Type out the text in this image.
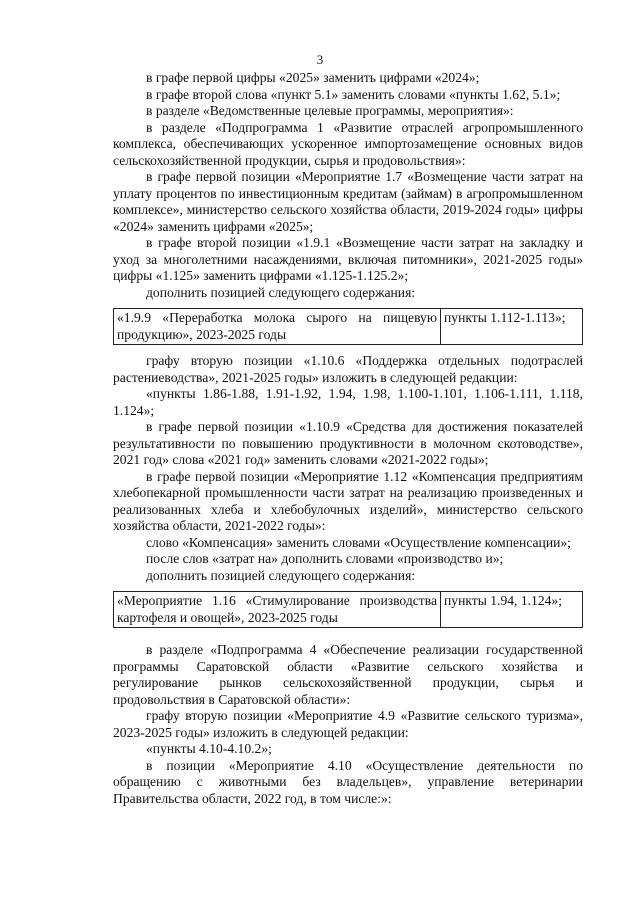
3

в графе первой цифры «2025» заменить цифрами «2024»;

в графе второй слова «пункт 5.1» заменить словами «пункты 1.62, 5.1»;

в разделе «Ведомственные целевые программы, мероприятия»:

в разделе «Подпрограмма 1 «Развитие отраслей агропромышленного комплекса, обеспечивающих ускоренное импортозамещение основных видов сельскохозяйственной продукции, сырья и продовольствия»:

в графе первой позиции «Мероприятие 1.7 «Возмещение части затрат на уплату процентов по инвестиционным кредитам (займам) в агропромышленном комплексе», министерство сельского хозяйства области, 2019-2024 годы» цифры «2024» заменить цифрами «2025»;

в графе второй позиции «1.9.1 «Возмещение части затрат на закладку и уход за многолетними насаждениями, включая питомники», 2021-2025 годы» цифры «1.125» заменить цифрами «1.125-1.125.2»;

дополнить позицией следующего содержания:

«1.9.9 «Переработка молока сырого на пищевую продукцию», 2023-2025 годы	пункты 1.112-1.113»;

графу вторую позиции «1.10.6 «Поддержка отдельных подотраслей растениеводства», 2021-2025 годы» изложить в следующей редакции:

«пункты 1.86-1.88, 1.91-1.92, 1.94, 1.98, 1.100-1.101, 1.106-1.111, 1.118, 1.124»;

в графе первой позиции «1.10.9 «Средства для достижения показателей результативности по повышению продуктивности в молочном скотоводстве», 2021 год» слова «2021 год» заменить словами «2021-2022 годы»;

в графе первой позиции «Мероприятие 1.12 «Компенсация предприятиям хлебопекарной промышленности части затрат на реализацию произведенных и реализованных хлеба и хлебобулочных изделий», министерство сельского хозяйства области, 2021-2022 годы»:

слово «Компенсация» заменить словами «Осуществление компенсации»;

после слов «затрат на» дополнить словами «производство и»;

дополнить позицией следующего содержания:

«Мероприятие 1.16 «Стимулирование производства картофеля и овощей», 2023-2025 годы	пункты 1.94, 1.124»;

в разделе «Подпрограмма 4 «Обеспечение реализации государственной программы Саратовской области «Развитие сельского хозяйства и регулирование рынков сельскохозяйственной продукции, сырья и продовольствия в Саратовской области»:

графу вторую позиции «Мероприятие 4.9 «Развитие сельского туризма», 2023-2025 годы» изложить в следующей редакции:

«пункты 4.10-4.10.2»;

в позиции «Мероприятие 4.10 «Осуществление деятельности по обращению с животными без владельцев», управление ветеринарии Правительства области, 2022 год, в том числе:»:
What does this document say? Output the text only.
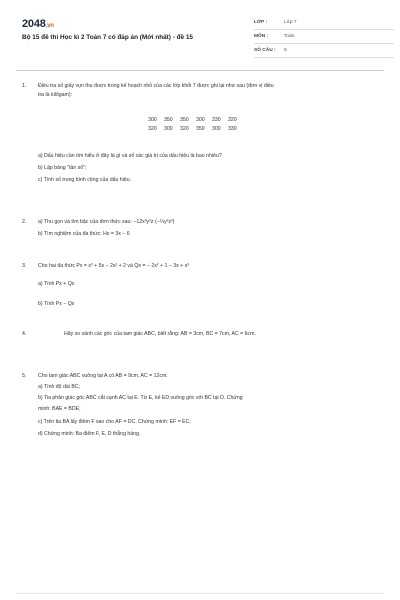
2048.vn
Bộ 15 đề thi Học kì 2 Toán 7 có đáp án (Mới nhất) - đề 15
LỚP :	Lớp 7
MÔN :	Toán
SỐ CÂU :	5
1.	Điều tra số giấy vụn thu được trong kế hoạch nhỏ của các lớp khối 7 được ghi lại như sau (đơn vị điều
tra là kilôgam):
300	350	350	300	330	320
320	300	320	350	300	330
a) Dấu hiệu cần tìm hiểu ở đây là gì và số các giá trị của dấu hiệu là bao nhiêu?
b) Lập bảng "tần số";
c) Tính số trung bình cộng của dấu hiệu.
2.	a) Thu gọn và tìm bậc của đơn thức sau: −12x³y²z·(−¼y²z³)
b) Tìm nghiệm của đa thức: Hx = 3x − 6
3.	Cho hai đa thức Px = x³ + 5x − 2x² + 2 và Qx = − 2x² + 1 − 3x + x³
a) Tính Px + Qx
b) Tính Px − Qx
4.	Hãy so sánh các góc của tam giác ABC, biết rằng: AB = 3cm, BC = 7cm, AC = 6cm.
5.	Cho tam giác ABC vuông tại A có AB = 9cm, AC = 12cm.
a) Tính độ dài BC;
b) Tia phân giác góc ABC cắt cạnh AC tại E. Từ E, kẻ ED vuông góc với BC tại D. Chứng
minh: BAE = BDE;
c) Trên tia BA lấy điểm F sao cho AF = DC. Chứng minh: EF = EC;
d) Chứng minh: Ba điểm F, E, D thẳng hàng.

--- --- ---

_DESCRIPTION OF THE TASK:_ Pictures in the data above should not be copied; transcribe everything else exactly.

_TASK OUTPUT:_
Type out the text in this image.
3

в графе первой цифры «2025» заменить цифрами «2024»;

в графе второй слова «пункт 5.1» заменить словами «пункты 1.62, 5.1»;

в разделе «Ведомственные целевые программы, мероприятия»:

в разделе «Подпрограмма 1 «Развитие отраслей агропромышленного комплекса, обеспечивающих ускоренное импортозамещение основных видов сельскохозяйственной продукции, сырья и продовольствия»:

в графе первой позиции «Мероприятие 1.7 «Возмещение части затрат на уплату процентов по инвестиционным кредитам (займам) в агропромышленном комплексе», министерство сельского хозяйства области, 2019-2024 годы» цифры «2024» заменить цифрами «2025»;

в графе второй позиции «1.9.1 «Возмещение части затрат на закладку и уход за многолетними насаждениями, включая питомники», 2021-2025 годы» цифры «1.125» заменить цифрами «1.125-1.125.2»;

дополнить позицией следующего содержания:

«1.9.9 «Переработка молока сырого на пищевую продукцию», 2023-2025 годы	пункты 1.112-1.113»;

графу вторую позиции «1.10.6 «Поддержка отдельных подотраслей растениеводства», 2021-2025 годы» изложить в следующей редакции:

«пункты 1.86-1.88, 1.91-1.92, 1.94, 1.98, 1.100-1.101, 1.106-1.111, 1.118, 1.124»;

в графе первой позиции «1.10.9 «Средства для достижения показателей результативности по повышению продуктивности в молочном скотоводстве», 2021 год» слова «2021 год» заменить словами «2021-2022 годы»;

в графе первой позиции «Мероприятие 1.12 «Компенсация предприятиям хлебопекарной промышленности части затрат на реализацию произведенных и реализованных хлеба и хлебобулочных изделий», министерство сельского хозяйства области, 2021-2022 годы»:

слово «Компенсация» заменить словами «Осуществление компенсации»;

после слов «затрат на» дополнить словами «производство и»;

дополнить позицией следующего содержания:

«Мероприятие 1.16 «Стимулирование производства картофеля и овощей», 2023-2025 годы	пункты 1.94, 1.124»;

в разделе «Подпрограмма 4 «Обеспечение реализации государственной программы Саратовской области «Развитие сельского хозяйства и регулирование рынков сельскохозяйственной продукции, сырья и продовольствия в Саратовской области»:

графу вторую позиции «Мероприятие 4.9 «Развитие сельского туризма», 2023-2025 годы» изложить в следующей редакции:

«пункты 4.10-4.10.2»;

в позиции «Мероприятие 4.10 «Осуществление деятельности по обращению с животными без владельцев», управление ветеринарии Правительства области, 2022 год, в том числе:»:
What does this document say? Output the text only.
2048.vn
Bộ 15 đề thi Học kì 2 Toán 7 có đáp án (Mới nhất) - đề 15
LỚP :	Lớp 7
MÔN :	Toán
SỐ CÂU :	5
1.	Điều tra số giấy vụn thu được trong kế hoạch nhỏ của các lớp khối 7 được ghi lại như sau (đơn vị điều
tra là kilôgam):
300	350	350	300	330	320
320	300	320	350	300	330
a) Dấu hiệu cần tìm hiểu ở đây là gì và số các giá trị của dấu hiệu là bao nhiêu?
b) Lập bảng "tần số";
c) Tính số trung bình cộng của dấu hiệu.
2.	a) Thu gọn và tìm bậc của đơn thức sau: −12x³y²z·(−¼y²z³)
b) Tìm nghiệm của đa thức: Hx = 3x − 6
3.	Cho hai đa thức Px = x³ + 5x − 2x² + 2 và Qx = − 2x² + 1 − 3x + x³
a) Tính Px + Qx
b) Tính Px − Qx
4.	Hãy so sánh các góc của tam giác ABC, biết rằng: AB = 3cm, BC = 7cm, AC = 6cm.
5.	Cho tam giác ABC vuông tại A có AB = 9cm, AC = 12cm.
a) Tính độ dài BC;
b) Tia phân giác góc ABC cắt cạnh AC tại E. Từ E, kẻ ED vuông góc với BC tại D. Chứng
minh: BAE = BDE;
c) Trên tia BA lấy điểm F sao cho AF = DC. Chứng minh: EF = EC;
d) Chứng minh: Ba điểm F, E, D thẳng hàng.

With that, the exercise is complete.